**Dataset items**
>>
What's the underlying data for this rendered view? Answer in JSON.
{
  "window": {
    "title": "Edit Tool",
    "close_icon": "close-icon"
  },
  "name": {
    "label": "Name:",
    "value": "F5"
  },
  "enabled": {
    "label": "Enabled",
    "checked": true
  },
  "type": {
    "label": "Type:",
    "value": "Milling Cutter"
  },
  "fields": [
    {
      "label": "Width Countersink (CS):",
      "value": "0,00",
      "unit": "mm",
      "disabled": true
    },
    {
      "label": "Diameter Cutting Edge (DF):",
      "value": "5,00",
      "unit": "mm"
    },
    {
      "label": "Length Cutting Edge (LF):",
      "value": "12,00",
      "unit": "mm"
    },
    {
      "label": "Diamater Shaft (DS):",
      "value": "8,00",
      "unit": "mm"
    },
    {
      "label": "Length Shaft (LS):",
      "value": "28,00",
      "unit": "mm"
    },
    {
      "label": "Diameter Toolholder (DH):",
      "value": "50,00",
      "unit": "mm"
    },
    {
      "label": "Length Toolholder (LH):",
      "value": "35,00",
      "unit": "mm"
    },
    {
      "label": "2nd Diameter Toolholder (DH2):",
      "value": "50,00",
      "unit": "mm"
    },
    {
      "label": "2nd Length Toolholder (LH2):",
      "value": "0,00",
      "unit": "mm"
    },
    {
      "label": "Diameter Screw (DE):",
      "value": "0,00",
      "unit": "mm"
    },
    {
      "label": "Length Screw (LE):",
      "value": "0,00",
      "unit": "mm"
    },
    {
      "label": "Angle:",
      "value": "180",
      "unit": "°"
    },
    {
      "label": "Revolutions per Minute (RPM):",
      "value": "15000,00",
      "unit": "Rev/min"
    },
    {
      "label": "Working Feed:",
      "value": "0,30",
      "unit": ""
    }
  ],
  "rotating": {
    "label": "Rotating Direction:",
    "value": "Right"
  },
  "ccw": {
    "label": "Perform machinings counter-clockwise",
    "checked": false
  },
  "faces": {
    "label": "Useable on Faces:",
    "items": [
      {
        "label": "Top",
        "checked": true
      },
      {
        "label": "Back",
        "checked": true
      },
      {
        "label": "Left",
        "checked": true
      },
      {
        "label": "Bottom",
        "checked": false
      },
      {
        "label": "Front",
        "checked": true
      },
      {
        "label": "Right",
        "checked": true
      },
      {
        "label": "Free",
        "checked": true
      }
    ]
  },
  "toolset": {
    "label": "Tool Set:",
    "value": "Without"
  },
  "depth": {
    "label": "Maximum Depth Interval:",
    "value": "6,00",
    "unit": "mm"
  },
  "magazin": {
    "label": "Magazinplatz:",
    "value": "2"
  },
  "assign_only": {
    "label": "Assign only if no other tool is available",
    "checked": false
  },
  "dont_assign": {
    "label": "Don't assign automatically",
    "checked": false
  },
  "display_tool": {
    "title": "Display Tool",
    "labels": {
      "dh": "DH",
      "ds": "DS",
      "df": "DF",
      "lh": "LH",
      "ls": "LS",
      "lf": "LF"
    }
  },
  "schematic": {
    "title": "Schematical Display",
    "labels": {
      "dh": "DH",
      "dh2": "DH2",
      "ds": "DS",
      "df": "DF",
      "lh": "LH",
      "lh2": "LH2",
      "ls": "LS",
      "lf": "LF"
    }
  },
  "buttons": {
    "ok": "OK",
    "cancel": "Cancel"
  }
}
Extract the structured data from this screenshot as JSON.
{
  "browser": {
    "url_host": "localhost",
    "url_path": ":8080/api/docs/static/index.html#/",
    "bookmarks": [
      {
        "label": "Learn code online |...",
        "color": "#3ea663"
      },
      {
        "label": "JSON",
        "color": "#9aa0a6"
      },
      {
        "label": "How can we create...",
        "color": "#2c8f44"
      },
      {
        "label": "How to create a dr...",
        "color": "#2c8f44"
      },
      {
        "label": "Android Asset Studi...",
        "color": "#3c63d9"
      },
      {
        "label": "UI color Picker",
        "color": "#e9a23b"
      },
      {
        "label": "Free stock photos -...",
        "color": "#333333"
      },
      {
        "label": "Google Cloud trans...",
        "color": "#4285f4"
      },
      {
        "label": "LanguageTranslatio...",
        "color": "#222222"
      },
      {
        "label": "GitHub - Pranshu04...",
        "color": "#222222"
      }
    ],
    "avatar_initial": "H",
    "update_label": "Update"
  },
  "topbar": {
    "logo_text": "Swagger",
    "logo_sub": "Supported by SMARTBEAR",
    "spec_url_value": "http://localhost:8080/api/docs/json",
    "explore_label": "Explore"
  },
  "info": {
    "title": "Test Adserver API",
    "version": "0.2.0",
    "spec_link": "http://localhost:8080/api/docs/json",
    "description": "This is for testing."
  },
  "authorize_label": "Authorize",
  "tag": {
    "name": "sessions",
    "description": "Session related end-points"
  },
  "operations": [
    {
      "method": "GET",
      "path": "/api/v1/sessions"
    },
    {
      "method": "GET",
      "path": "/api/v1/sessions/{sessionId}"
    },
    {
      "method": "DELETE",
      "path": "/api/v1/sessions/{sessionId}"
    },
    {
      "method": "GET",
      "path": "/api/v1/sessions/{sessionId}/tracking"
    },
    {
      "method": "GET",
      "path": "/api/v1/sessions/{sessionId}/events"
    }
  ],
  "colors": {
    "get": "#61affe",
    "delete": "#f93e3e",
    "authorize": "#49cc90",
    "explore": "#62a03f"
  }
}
<<
Repeat every entry word for word.

**Task response**
What's the underlying data for this rendered view? Answer in JSON.
{
  "window": {
    "title": "Edit Tool",
    "close_icon": "close-icon"
  },
  "name": {
    "label": "Name:",
    "value": "F5"
  },
  "enabled": {
    "label": "Enabled",
    "checked": true
  },
  "type": {
    "label": "Type:",
    "value": "Milling Cutter"
  },
  "fields": [
    {
      "label": "Width Countersink (CS):",
      "value": "0,00",
      "unit": "mm",
      "disabled": true
    },
    {
      "label": "Diameter Cutting Edge (DF):",
      "value": "5,00",
      "unit": "mm"
    },
    {
      "label": "Length Cutting Edge (LF):",
      "value": "12,00",
      "unit": "mm"
    },
    {
      "label": "Diamater Shaft (DS):",
      "value": "8,00",
      "unit": "mm"
    },
    {
      "label": "Length Shaft (LS):",
      "value": "28,00",
      "unit": "mm"
    },
    {
      "label": "Diameter Toolholder (DH):",
      "value": "50,00",
      "unit": "mm"
    },
    {
      "label": "Length Toolholder (LH):",
      "value": "35,00",
      "unit": "mm"
    },
    {
      "label": "2nd Diameter Toolholder (DH2):",
      "value": "50,00",
      "unit": "mm"
    },
    {
      "label": "2nd Length Toolholder (LH2):",
      "value": "0,00",
      "unit": "mm"
    },
    {
      "label": "Diameter Screw (DE):",
      "value": "0,00",
      "unit": "mm"
    },
    {
      "label": "Length Screw (LE):",
      "value": "0,00",
      "unit": "mm"
    },
    {
      "label": "Angle:",
      "value": "180",
      "unit": "°"
    },
    {
      "label": "Revolutions per Minute (RPM):",
      "value": "15000,00",
      "unit": "Rev/min"
    },
    {
      "label": "Working Feed:",
      "value": "0,30",
      "unit": ""
    }
  ],
  "rotating": {
    "label": "Rotating Direction:",
    "value": "Right"
  },
  "ccw": {
    "label": "Perform machinings counter-clockwise",
    "checked": false
  },
  "faces": {
    "label": "Useable on Faces:",
    "items": [
      {
        "label": "Top",
        "checked": true
      },
      {
        "label": "Back",
        "checked": true
      },
      {
        "label": "Left",
        "checked": true
      },
      {
        "label": "Bottom",
        "checked": false
      },
      {
        "label": "Front",
        "checked": true
      },
      {
        "label": "Right",
        "checked": true
      },
      {
        "label": "Free",
        "checked": true
      }
    ]
  },
  "toolset": {
    "label": "Tool Set:",
    "value": "Without"
  },
  "depth": {
    "label": "Maximum Depth Interval:",
    "value": "6,00",
    "unit": "mm"
  },
  "magazin": {
    "label": "Magazinplatz:",
    "value": "2"
  },
  "assign_only": {
    "label": "Assign only if no other tool is available",
    "checked": false
  },
  "dont_assign": {
    "label": "Don't assign automatically",
    "checked": false
  },
  "display_tool": {
    "title": "Display Tool",
    "labels": {
      "dh": "DH",
      "ds": "DS",
      "df": "DF",
      "lh": "LH",
      "ls": "LS",
      "lf": "LF"
    }
  },
  "schematic": {
    "title": "Schematical Display",
    "labels": {
      "dh": "DH",
      "dh2": "DH2",
      "ds": "DS",
      "df": "DF",
      "lh": "LH",
      "lh2": "LH2",
      "ls": "LS",
      "lf": "LF"
    }
  },
  "buttons": {
    "ok": "OK",
    "cancel": "Cancel"
  }
}
Extract the structured data from this screenshot as JSON.
{
  "browser": {
    "url_host": "localhost",
    "url_path": ":8080/api/docs/static/index.html#/",
    "bookmarks": [
      {
        "label": "Learn code online |...",
        "color": "#3ea663"
      },
      {
        "label": "JSON",
        "color": "#9aa0a6"
      },
      {
        "label": "How can we create...",
        "color": "#2c8f44"
      },
      {
        "label": "How to create a dr...",
        "color": "#2c8f44"
      },
      {
        "label": "Android Asset Studi...",
        "color": "#3c63d9"
      },
      {
        "label": "UI color Picker",
        "color": "#e9a23b"
      },
      {
        "label": "Free stock photos -...",
        "color": "#333333"
      },
      {
        "label": "Google Cloud trans...",
        "color": "#4285f4"
      },
      {
        "label": "LanguageTranslatio...",
        "color": "#222222"
      },
      {
        "label": "GitHub - Pranshu04...",
        "color": "#222222"
      }
    ],
    "avatar_initial": "H",
    "update_label": "Update"
  },
  "topbar": {
    "logo_text": "Swagger",
    "logo_sub": "Supported by SMARTBEAR",
    "spec_url_value": "http://localhost:8080/api/docs/json",
    "explore_label": "Explore"
  },
  "info": {
    "title": "Test Adserver API",
    "version": "0.2.0",
    "spec_link": "http://localhost:8080/api/docs/json",
    "description": "This is for testing."
  },
  "authorize_label": "Authorize",
  "tag": {
    "name": "sessions",
    "description": "Session related end-points"
  },
  "operations": [
    {
      "method": "GET",
      "path": "/api/v1/sessions"
    },
    {
      "method": "GET",
      "path": "/api/v1/sessions/{sessionId}"
    },
    {
      "method": "DELETE",
      "path": "/api/v1/sessions/{sessionId}"
    },
    {
      "method": "GET",
      "path": "/api/v1/sessions/{sessionId}/tracking"
    },
    {
      "method": "GET",
      "path": "/api/v1/sessions/{sessionId}/events"
    }
  ],
  "colors": {
    "get": "#61affe",
    "delete": "#f93e3e",
    "authorize": "#49cc90",
    "explore": "#62a03f"
  }
}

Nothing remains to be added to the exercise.